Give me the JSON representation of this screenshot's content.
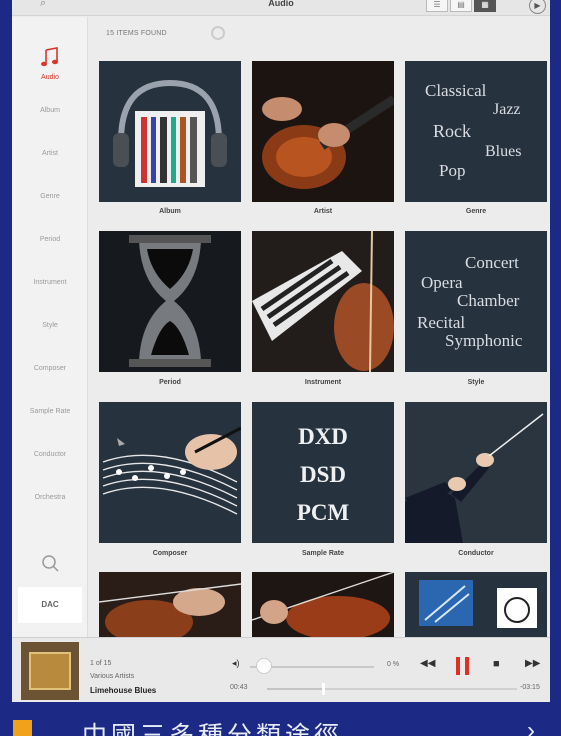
{
  "topbar": {
    "title": "Audio",
    "back_icon": "search-icon",
    "views": [
      "list",
      "detail",
      "grid"
    ],
    "active_view": "grid"
  },
  "sidebar": {
    "items": [
      {
        "label": "Audio",
        "active": true
      },
      {
        "label": "Album"
      },
      {
        "label": "Artist"
      },
      {
        "label": "Genre"
      },
      {
        "label": "Period"
      },
      {
        "label": "Instrument"
      },
      {
        "label": "Style"
      },
      {
        "label": "Composer"
      },
      {
        "label": "Sample Rate"
      },
      {
        "label": "Conductor"
      },
      {
        "label": "Orchestra"
      }
    ],
    "dac_label": "DAC"
  },
  "main": {
    "count_text": "15 ITEMS FOUND",
    "tiles": [
      {
        "label": "Album"
      },
      {
        "label": "Artist"
      },
      {
        "label": "Genre",
        "words": [
          "Classical",
          "Jazz",
          "Rock",
          "Blues",
          "Pop"
        ]
      },
      {
        "label": "Period"
      },
      {
        "label": "Instrument"
      },
      {
        "label": "Style",
        "words": [
          "Concert",
          "Opera",
          "Chamber",
          "Recital",
          "Symphonic"
        ]
      },
      {
        "label": "Composer"
      },
      {
        "label": "Sample Rate",
        "words": [
          "DXD",
          "DSD",
          "PCM"
        ]
      },
      {
        "label": "Conductor"
      }
    ]
  },
  "player": {
    "position": "1 of 15",
    "artist": "Various Artists",
    "track": "Limehouse Blues",
    "elapsed": "00:43",
    "remaining": "-03:15",
    "volume_label": "0 %",
    "progress": 0.22
  },
  "caption": {
    "text": "中國三多種分類途徑",
    "arrow": "›"
  },
  "colors": {
    "accent": "#d9362a",
    "frame": "#1c2a86",
    "tile_bg": "#27323f"
  }
}
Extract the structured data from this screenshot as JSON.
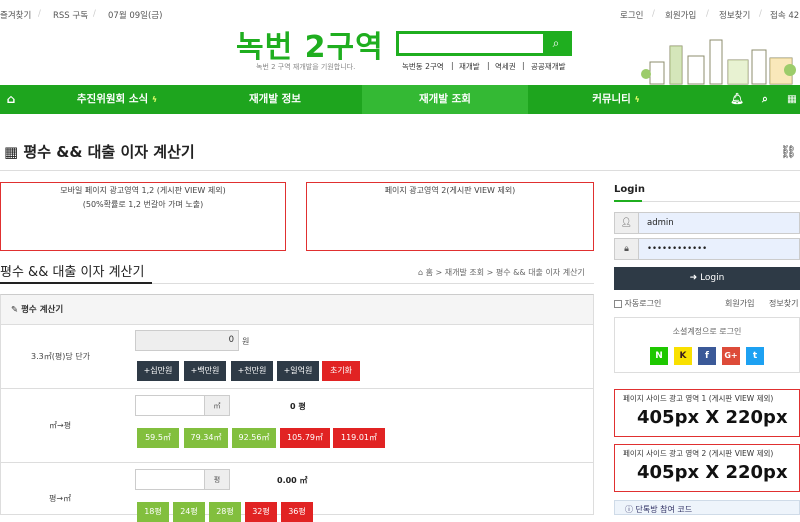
{
  "topbar": {
    "bookmark": "즐겨찾기",
    "rss": "RSS 구독",
    "date": "07월 09일(금)",
    "login": "로그인",
    "join": "회원가입",
    "find": "정보찾기",
    "visits": "접속 42"
  },
  "logo": {
    "title": "녹번 2구역",
    "tagline": "녹번 2 구역 재개발을 기원합니다."
  },
  "quicklinks": [
    "녹번동 2구역",
    "재개발",
    "역세권",
    "공공재개발"
  ],
  "nav": {
    "items": [
      "추진위원회 소식",
      "재개발 정보",
      "재개발 조회",
      "커뮤니티"
    ]
  },
  "page": {
    "title": "평수 && 대출 이자 계산기"
  },
  "ads": {
    "ad1_line1": "모바일 페이지 광고영역 1,2 (게시판 VIEW 제외)",
    "ad1_line2": "(50%확률로 1,2 번갈아 가며 노출)",
    "ad2": "페이지 광고영역 2(게시판 VIEW 제외)"
  },
  "section": {
    "title": "평수 && 대출 이자 계산기",
    "breadcrumb": "홈 > 재개발 조회 > 평수 && 대출 이자 계산기"
  },
  "calc": {
    "header": "평수 계산기",
    "row1": {
      "label": "3.3㎡(평)당 단가",
      "value": "0",
      "unit": "원",
      "buttons": [
        "+십만원",
        "+백만원",
        "+천만원",
        "+일억원",
        "초기화"
      ]
    },
    "row2": {
      "label": "㎡→평",
      "unit": "㎡",
      "result": "0 평",
      "buttons": [
        "59.5㎡",
        "79.34㎡",
        "92.56㎡",
        "105.79㎡",
        "119.01㎡"
      ]
    },
    "row3": {
      "label": "평→㎡",
      "unit": "평",
      "result": "0.00 ㎡",
      "buttons": [
        "18평",
        "24평",
        "28평",
        "32평",
        "36평"
      ]
    }
  },
  "login": {
    "tab": "Login",
    "user": "admin",
    "password": "••••••••••••",
    "button": "Login",
    "auto": "자동로그인",
    "join": "회원가입",
    "find": "정보찾기",
    "social_title": "소셜계정으로 로그인"
  },
  "social": [
    "N",
    "K",
    "f",
    "G+",
    "t"
  ],
  "side_ads": [
    {
      "title": "페이지 사이드 광고 영역 1 (게시판 VIEW 제외)",
      "size": "405px X 220px"
    },
    {
      "title": "페이지 사이드 광고 영역 2 (게시판 VIEW 제외)",
      "size": "405px X 220px"
    }
  ],
  "bottom_box": "단톡방 참여 코드"
}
________
● CHALLENGE: Search the preceding listing for "Rate" and extract every line where it is found.

● TASK RESULT:
        "label": "Sample Rate"
        "label": "Sample Rate",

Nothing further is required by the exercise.